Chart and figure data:
-------------------------

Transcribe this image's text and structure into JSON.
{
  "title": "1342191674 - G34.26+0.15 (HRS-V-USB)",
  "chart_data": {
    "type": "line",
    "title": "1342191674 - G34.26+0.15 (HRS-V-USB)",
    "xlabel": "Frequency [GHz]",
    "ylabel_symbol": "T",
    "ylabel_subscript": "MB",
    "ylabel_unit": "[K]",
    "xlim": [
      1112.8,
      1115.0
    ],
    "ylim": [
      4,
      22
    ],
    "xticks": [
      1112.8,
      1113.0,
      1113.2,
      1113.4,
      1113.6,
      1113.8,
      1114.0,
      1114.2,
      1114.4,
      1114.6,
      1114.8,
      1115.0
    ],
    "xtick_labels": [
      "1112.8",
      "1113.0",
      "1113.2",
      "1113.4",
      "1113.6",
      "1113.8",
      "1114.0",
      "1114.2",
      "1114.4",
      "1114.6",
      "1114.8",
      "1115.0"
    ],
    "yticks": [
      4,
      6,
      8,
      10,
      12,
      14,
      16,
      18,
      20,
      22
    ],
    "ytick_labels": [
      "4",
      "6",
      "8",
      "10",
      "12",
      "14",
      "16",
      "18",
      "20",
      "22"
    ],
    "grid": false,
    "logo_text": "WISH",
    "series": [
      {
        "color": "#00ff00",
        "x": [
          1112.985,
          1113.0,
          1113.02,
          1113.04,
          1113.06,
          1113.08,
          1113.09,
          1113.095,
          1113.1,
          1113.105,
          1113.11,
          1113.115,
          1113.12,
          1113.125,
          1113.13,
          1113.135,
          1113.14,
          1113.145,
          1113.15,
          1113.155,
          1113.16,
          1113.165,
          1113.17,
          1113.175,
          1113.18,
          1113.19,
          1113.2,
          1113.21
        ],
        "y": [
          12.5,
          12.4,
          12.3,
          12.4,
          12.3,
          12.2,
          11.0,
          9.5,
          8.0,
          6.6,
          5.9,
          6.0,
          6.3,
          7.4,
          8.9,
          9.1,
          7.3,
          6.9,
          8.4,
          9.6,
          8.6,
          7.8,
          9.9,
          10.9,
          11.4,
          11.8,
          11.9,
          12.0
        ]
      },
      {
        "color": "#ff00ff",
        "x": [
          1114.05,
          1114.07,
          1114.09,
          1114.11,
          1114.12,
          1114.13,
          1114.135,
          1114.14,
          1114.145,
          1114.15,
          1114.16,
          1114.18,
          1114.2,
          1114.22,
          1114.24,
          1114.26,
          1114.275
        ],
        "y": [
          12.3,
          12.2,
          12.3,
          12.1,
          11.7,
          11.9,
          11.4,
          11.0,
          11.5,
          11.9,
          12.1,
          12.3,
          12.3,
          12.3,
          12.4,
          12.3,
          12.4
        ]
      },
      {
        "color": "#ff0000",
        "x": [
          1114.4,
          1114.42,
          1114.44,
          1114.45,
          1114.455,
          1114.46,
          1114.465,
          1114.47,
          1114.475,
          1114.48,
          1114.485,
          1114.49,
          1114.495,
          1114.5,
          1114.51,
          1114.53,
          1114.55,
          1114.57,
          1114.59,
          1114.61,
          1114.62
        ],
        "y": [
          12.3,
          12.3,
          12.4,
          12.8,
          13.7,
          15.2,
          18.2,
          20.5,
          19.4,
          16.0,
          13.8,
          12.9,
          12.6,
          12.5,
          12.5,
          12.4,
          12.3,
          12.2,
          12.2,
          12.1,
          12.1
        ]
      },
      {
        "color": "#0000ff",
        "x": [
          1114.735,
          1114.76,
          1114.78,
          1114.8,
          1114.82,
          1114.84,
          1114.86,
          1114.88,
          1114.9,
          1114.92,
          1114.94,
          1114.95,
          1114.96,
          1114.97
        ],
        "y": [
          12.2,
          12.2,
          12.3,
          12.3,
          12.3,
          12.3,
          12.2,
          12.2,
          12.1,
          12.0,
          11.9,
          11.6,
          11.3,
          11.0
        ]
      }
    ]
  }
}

-------------------------

INSTRUCTIONS FOR THE TASK —
Type out all of the material again, word for word.

COMPLETED EXERCISE —
Transcribe this image's text and structure into JSON.
{
  "title": "1342191674 - G34.26+0.15 (HRS-V-USB)",
  "chart_data": {
    "type": "line",
    "title": "1342191674 - G34.26+0.15 (HRS-V-USB)",
    "xlabel": "Frequency [GHz]",
    "ylabel_symbol": "T",
    "ylabel_subscript": "MB",
    "ylabel_unit": "[K]",
    "xlim": [
      1112.8,
      1115.0
    ],
    "ylim": [
      4,
      22
    ],
    "xticks": [
      1112.8,
      1113.0,
      1113.2,
      1113.4,
      1113.6,
      1113.8,
      1114.0,
      1114.2,
      1114.4,
      1114.6,
      1114.8,
      1115.0
    ],
    "xtick_labels": [
      "1112.8",
      "1113.0",
      "1113.2",
      "1113.4",
      "1113.6",
      "1113.8",
      "1114.0",
      "1114.2",
      "1114.4",
      "1114.6",
      "1114.8",
      "1115.0"
    ],
    "yticks": [
      4,
      6,
      8,
      10,
      12,
      14,
      16,
      18,
      20,
      22
    ],
    "ytick_labels": [
      "4",
      "6",
      "8",
      "10",
      "12",
      "14",
      "16",
      "18",
      "20",
      "22"
    ],
    "grid": false,
    "logo_text": "WISH",
    "series": [
      {
        "color": "#00ff00",
        "x": [
          1112.985,
          1113.0,
          1113.02,
          1113.04,
          1113.06,
          1113.08,
          1113.09,
          1113.095,
          1113.1,
          1113.105,
          1113.11,
          1113.115,
          1113.12,
          1113.125,
          1113.13,
          1113.135,
          1113.14,
          1113.145,
          1113.15,
          1113.155,
          1113.16,
          1113.165,
          1113.17,
          1113.175,
          1113.18,
          1113.19,
          1113.2,
          1113.21
        ],
        "y": [
          12.5,
          12.4,
          12.3,
          12.4,
          12.3,
          12.2,
          11.0,
          9.5,
          8.0,
          6.6,
          5.9,
          6.0,
          6.3,
          7.4,
          8.9,
          9.1,
          7.3,
          6.9,
          8.4,
          9.6,
          8.6,
          7.8,
          9.9,
          10.9,
          11.4,
          11.8,
          11.9,
          12.0
        ]
      },
      {
        "color": "#ff00ff",
        "x": [
          1114.05,
          1114.07,
          1114.09,
          1114.11,
          1114.12,
          1114.13,
          1114.135,
          1114.14,
          1114.145,
          1114.15,
          1114.16,
          1114.18,
          1114.2,
          1114.22,
          1114.24,
          1114.26,
          1114.275
        ],
        "y": [
          12.3,
          12.2,
          12.3,
          12.1,
          11.7,
          11.9,
          11.4,
          11.0,
          11.5,
          11.9,
          12.1,
          12.3,
          12.3,
          12.3,
          12.4,
          12.3,
          12.4
        ]
      },
      {
        "color": "#ff0000",
        "x": [
          1114.4,
          1114.42,
          1114.44,
          1114.45,
          1114.455,
          1114.46,
          1114.465,
          1114.47,
          1114.475,
          1114.48,
          1114.485,
          1114.49,
          1114.495,
          1114.5,
          1114.51,
          1114.53,
          1114.55,
          1114.57,
          1114.59,
          1114.61,
          1114.62
        ],
        "y": [
          12.3,
          12.3,
          12.4,
          12.8,
          13.7,
          15.2,
          18.2,
          20.5,
          19.4,
          16.0,
          13.8,
          12.9,
          12.6,
          12.5,
          12.5,
          12.4,
          12.3,
          12.2,
          12.2,
          12.1,
          12.1
        ]
      },
      {
        "color": "#0000ff",
        "x": [
          1114.735,
          1114.76,
          1114.78,
          1114.8,
          1114.82,
          1114.84,
          1114.86,
          1114.88,
          1114.9,
          1114.92,
          1114.94,
          1114.95,
          1114.96,
          1114.97
        ],
        "y": [
          12.2,
          12.2,
          12.3,
          12.3,
          12.3,
          12.3,
          12.2,
          12.2,
          12.1,
          12.0,
          11.9,
          11.6,
          11.3,
          11.0
        ]
      }
    ]
  }
}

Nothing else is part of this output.